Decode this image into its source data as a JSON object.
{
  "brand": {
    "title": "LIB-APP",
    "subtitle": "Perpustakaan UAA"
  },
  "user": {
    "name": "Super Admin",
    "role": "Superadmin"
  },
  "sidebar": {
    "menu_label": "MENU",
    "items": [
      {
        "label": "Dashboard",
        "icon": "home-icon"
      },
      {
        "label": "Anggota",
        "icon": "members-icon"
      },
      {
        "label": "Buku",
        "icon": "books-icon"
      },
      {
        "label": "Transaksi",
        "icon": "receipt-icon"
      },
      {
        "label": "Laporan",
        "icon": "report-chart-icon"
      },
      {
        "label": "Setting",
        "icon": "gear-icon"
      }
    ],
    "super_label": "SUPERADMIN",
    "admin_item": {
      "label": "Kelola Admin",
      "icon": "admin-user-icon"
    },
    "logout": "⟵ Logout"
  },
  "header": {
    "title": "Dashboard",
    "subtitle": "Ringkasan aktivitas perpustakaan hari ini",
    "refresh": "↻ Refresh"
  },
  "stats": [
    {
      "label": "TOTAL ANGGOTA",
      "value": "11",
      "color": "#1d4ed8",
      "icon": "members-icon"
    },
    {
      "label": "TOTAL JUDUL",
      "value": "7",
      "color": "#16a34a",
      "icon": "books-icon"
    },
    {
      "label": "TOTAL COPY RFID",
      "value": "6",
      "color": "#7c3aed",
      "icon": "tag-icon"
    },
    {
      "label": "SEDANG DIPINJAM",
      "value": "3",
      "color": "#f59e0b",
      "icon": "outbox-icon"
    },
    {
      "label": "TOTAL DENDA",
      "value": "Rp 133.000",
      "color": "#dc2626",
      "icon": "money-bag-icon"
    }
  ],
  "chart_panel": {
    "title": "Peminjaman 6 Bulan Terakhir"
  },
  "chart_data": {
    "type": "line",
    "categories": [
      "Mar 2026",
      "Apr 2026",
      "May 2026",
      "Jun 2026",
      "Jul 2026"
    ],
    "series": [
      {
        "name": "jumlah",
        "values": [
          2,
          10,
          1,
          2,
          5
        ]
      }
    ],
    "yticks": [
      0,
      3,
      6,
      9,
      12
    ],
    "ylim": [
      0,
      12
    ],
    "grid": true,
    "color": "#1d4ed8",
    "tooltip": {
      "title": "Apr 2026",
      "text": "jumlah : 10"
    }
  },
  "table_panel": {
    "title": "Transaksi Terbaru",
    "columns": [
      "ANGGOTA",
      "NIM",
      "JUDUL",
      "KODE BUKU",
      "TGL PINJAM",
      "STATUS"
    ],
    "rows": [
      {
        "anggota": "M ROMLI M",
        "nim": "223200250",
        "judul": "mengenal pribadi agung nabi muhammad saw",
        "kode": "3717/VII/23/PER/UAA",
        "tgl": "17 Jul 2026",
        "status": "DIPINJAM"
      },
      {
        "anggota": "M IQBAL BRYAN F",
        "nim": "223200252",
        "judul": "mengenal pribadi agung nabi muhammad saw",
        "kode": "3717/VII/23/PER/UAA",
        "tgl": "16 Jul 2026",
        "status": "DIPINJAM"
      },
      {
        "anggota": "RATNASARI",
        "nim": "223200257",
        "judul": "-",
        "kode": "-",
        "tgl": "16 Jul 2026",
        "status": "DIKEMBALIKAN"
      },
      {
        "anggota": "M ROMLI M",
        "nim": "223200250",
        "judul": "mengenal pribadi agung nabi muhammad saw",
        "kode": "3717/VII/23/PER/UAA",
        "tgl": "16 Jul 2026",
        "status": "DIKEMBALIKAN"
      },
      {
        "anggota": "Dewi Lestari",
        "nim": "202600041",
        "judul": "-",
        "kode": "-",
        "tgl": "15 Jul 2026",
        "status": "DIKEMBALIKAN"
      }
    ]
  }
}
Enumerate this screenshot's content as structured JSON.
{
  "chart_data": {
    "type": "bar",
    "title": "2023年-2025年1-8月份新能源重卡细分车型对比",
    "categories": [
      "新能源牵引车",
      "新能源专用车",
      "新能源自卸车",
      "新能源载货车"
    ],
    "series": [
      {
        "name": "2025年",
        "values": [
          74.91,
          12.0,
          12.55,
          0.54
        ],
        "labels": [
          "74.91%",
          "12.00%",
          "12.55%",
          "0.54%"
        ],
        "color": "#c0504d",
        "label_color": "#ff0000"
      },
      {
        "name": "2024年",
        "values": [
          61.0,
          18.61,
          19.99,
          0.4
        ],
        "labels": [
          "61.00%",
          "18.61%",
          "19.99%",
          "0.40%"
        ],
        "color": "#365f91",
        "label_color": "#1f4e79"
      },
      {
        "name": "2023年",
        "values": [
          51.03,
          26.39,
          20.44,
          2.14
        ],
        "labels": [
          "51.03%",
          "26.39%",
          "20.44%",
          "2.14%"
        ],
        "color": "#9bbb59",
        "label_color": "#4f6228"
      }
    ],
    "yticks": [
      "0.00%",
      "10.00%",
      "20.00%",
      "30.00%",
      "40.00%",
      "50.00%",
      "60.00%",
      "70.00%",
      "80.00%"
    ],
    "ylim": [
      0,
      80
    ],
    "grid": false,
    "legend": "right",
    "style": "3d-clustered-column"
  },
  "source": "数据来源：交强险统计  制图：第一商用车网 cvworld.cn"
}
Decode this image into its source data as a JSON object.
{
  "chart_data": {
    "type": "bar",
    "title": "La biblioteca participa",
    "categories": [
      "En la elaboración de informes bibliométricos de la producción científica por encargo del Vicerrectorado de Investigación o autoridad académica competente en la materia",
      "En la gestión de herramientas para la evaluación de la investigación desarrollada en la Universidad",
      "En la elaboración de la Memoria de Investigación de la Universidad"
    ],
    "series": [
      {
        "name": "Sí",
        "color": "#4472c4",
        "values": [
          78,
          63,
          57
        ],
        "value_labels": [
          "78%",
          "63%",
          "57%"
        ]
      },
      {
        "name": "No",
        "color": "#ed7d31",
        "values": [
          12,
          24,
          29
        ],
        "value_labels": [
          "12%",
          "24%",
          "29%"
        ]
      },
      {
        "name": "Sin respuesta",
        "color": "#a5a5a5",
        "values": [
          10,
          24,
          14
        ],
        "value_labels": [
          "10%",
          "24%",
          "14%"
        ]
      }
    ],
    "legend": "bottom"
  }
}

▬▬▬▬▬▬▬▬▬▬

Directive
Transcribe each entry exactly.

Complete output
Decode this image into its source data as a JSON object.
{
  "brand": {
    "title": "LIB-APP",
    "subtitle": "Perpustakaan UAA"
  },
  "user": {
    "name": "Super Admin",
    "role": "Superadmin"
  },
  "sidebar": {
    "menu_label": "MENU",
    "items": [
      {
        "label": "Dashboard",
        "icon": "home-icon"
      },
      {
        "label": "Anggota",
        "icon": "members-icon"
      },
      {
        "label": "Buku",
        "icon": "books-icon"
      },
      {
        "label": "Transaksi",
        "icon": "receipt-icon"
      },
      {
        "label": "Laporan",
        "icon": "report-chart-icon"
      },
      {
        "label": "Setting",
        "icon": "gear-icon"
      }
    ],
    "super_label": "SUPERADMIN",
    "admin_item": {
      "label": "Kelola Admin",
      "icon": "admin-user-icon"
    },
    "logout": "⟵ Logout"
  },
  "header": {
    "title": "Dashboard",
    "subtitle": "Ringkasan aktivitas perpustakaan hari ini",
    "refresh": "↻ Refresh"
  },
  "stats": [
    {
      "label": "TOTAL ANGGOTA",
      "value": "11",
      "color": "#1d4ed8",
      "icon": "members-icon"
    },
    {
      "label": "TOTAL JUDUL",
      "value": "7",
      "color": "#16a34a",
      "icon": "books-icon"
    },
    {
      "label": "TOTAL COPY RFID",
      "value": "6",
      "color": "#7c3aed",
      "icon": "tag-icon"
    },
    {
      "label": "SEDANG DIPINJAM",
      "value": "3",
      "color": "#f59e0b",
      "icon": "outbox-icon"
    },
    {
      "label": "TOTAL DENDA",
      "value": "Rp 133.000",
      "color": "#dc2626",
      "icon": "money-bag-icon"
    }
  ],
  "chart_panel": {
    "title": "Peminjaman 6 Bulan Terakhir"
  },
  "chart_data": {
    "type": "line",
    "categories": [
      "Mar 2026",
      "Apr 2026",
      "May 2026",
      "Jun 2026",
      "Jul 2026"
    ],
    "series": [
      {
        "name": "jumlah",
        "values": [
          2,
          10,
          1,
          2,
          5
        ]
      }
    ],
    "yticks": [
      0,
      3,
      6,
      9,
      12
    ],
    "ylim": [
      0,
      12
    ],
    "grid": true,
    "color": "#1d4ed8",
    "tooltip": {
      "title": "Apr 2026",
      "text": "jumlah : 10"
    }
  },
  "table_panel": {
    "title": "Transaksi Terbaru",
    "columns": [
      "ANGGOTA",
      "NIM",
      "JUDUL",
      "KODE BUKU",
      "TGL PINJAM",
      "STATUS"
    ],
    "rows": [
      {
        "anggota": "M ROMLI M",
        "nim": "223200250",
        "judul": "mengenal pribadi agung nabi muhammad saw",
        "kode": "3717/VII/23/PER/UAA",
        "tgl": "17 Jul 2026",
        "status": "DIPINJAM"
      },
      {
        "anggota": "M IQBAL BRYAN F",
        "nim": "223200252",
        "judul": "mengenal pribadi agung nabi muhammad saw",
        "kode": "3717/VII/23/PER/UAA",
        "tgl": "16 Jul 2026",
        "status": "DIPINJAM"
      },
      {
        "anggota": "RATNASARI",
        "nim": "223200257",
        "judul": "-",
        "kode": "-",
        "tgl": "16 Jul 2026",
        "status": "DIKEMBALIKAN"
      },
      {
        "anggota": "M ROMLI M",
        "nim": "223200250",
        "judul": "mengenal pribadi agung nabi muhammad saw",
        "kode": "3717/VII/23/PER/UAA",
        "tgl": "16 Jul 2026",
        "status": "DIKEMBALIKAN"
      },
      {
        "anggota": "Dewi Lestari",
        "nim": "202600041",
        "judul": "-",
        "kode": "-",
        "tgl": "15 Jul 2026",
        "status": "DIKEMBALIKAN"
      }
    ]
  }
}
Enumerate this screenshot's content as structured JSON.
{
  "chart_data": {
    "type": "bar",
    "title": "2023年-2025年1-8月份新能源重卡细分车型对比",
    "categories": [
      "新能源牵引车",
      "新能源专用车",
      "新能源自卸车",
      "新能源载货车"
    ],
    "series": [
      {
        "name": "2025年",
        "values": [
          74.91,
          12.0,
          12.55,
          0.54
        ],
        "labels": [
          "74.91%",
          "12.00%",
          "12.55%",
          "0.54%"
        ],
        "color": "#c0504d",
        "label_color": "#ff0000"
      },
      {
        "name": "2024年",
        "values": [
          61.0,
          18.61,
          19.99,
          0.4
        ],
        "labels": [
          "61.00%",
          "18.61%",
          "19.99%",
          "0.40%"
        ],
        "color": "#365f91",
        "label_color": "#1f4e79"
      },
      {
        "name": "2023年",
        "values": [
          51.03,
          26.39,
          20.44,
          2.14
        ],
        "labels": [
          "51.03%",
          "26.39%",
          "20.44%",
          "2.14%"
        ],
        "color": "#9bbb59",
        "label_color": "#4f6228"
      }
    ],
    "yticks": [
      "0.00%",
      "10.00%",
      "20.00%",
      "30.00%",
      "40.00%",
      "50.00%",
      "60.00%",
      "70.00%",
      "80.00%"
    ],
    "ylim": [
      0,
      80
    ],
    "grid": false,
    "legend": "right",
    "style": "3d-clustered-column"
  },
  "source": "数据来源：交强险统计  制图：第一商用车网 cvworld.cn"
}
Decode this image into its source data as a JSON object.
{
  "chart_data": {
    "type": "bar",
    "title": "La biblioteca participa",
    "categories": [
      "En la elaboración de informes bibliométricos de la producción científica por encargo del Vicerrectorado de Investigación o autoridad académica competente en la materia",
      "En la gestión de herramientas para la evaluación de la investigación desarrollada en la Universidad",
      "En la elaboración de la Memoria de Investigación de la Universidad"
    ],
    "series": [
      {
        "name": "Sí",
        "color": "#4472c4",
        "values": [
          78,
          63,
          57
        ],
        "value_labels": [
          "78%",
          "63%",
          "57%"
        ]
      },
      {
        "name": "No",
        "color": "#ed7d31",
        "values": [
          12,
          24,
          29
        ],
        "value_labels": [
          "12%",
          "24%",
          "29%"
        ]
      },
      {
        "name": "Sin respuesta",
        "color": "#a5a5a5",
        "values": [
          10,
          24,
          14
        ],
        "value_labels": [
          "10%",
          "24%",
          "14%"
        ]
      }
    ],
    "legend": "bottom"
  }
}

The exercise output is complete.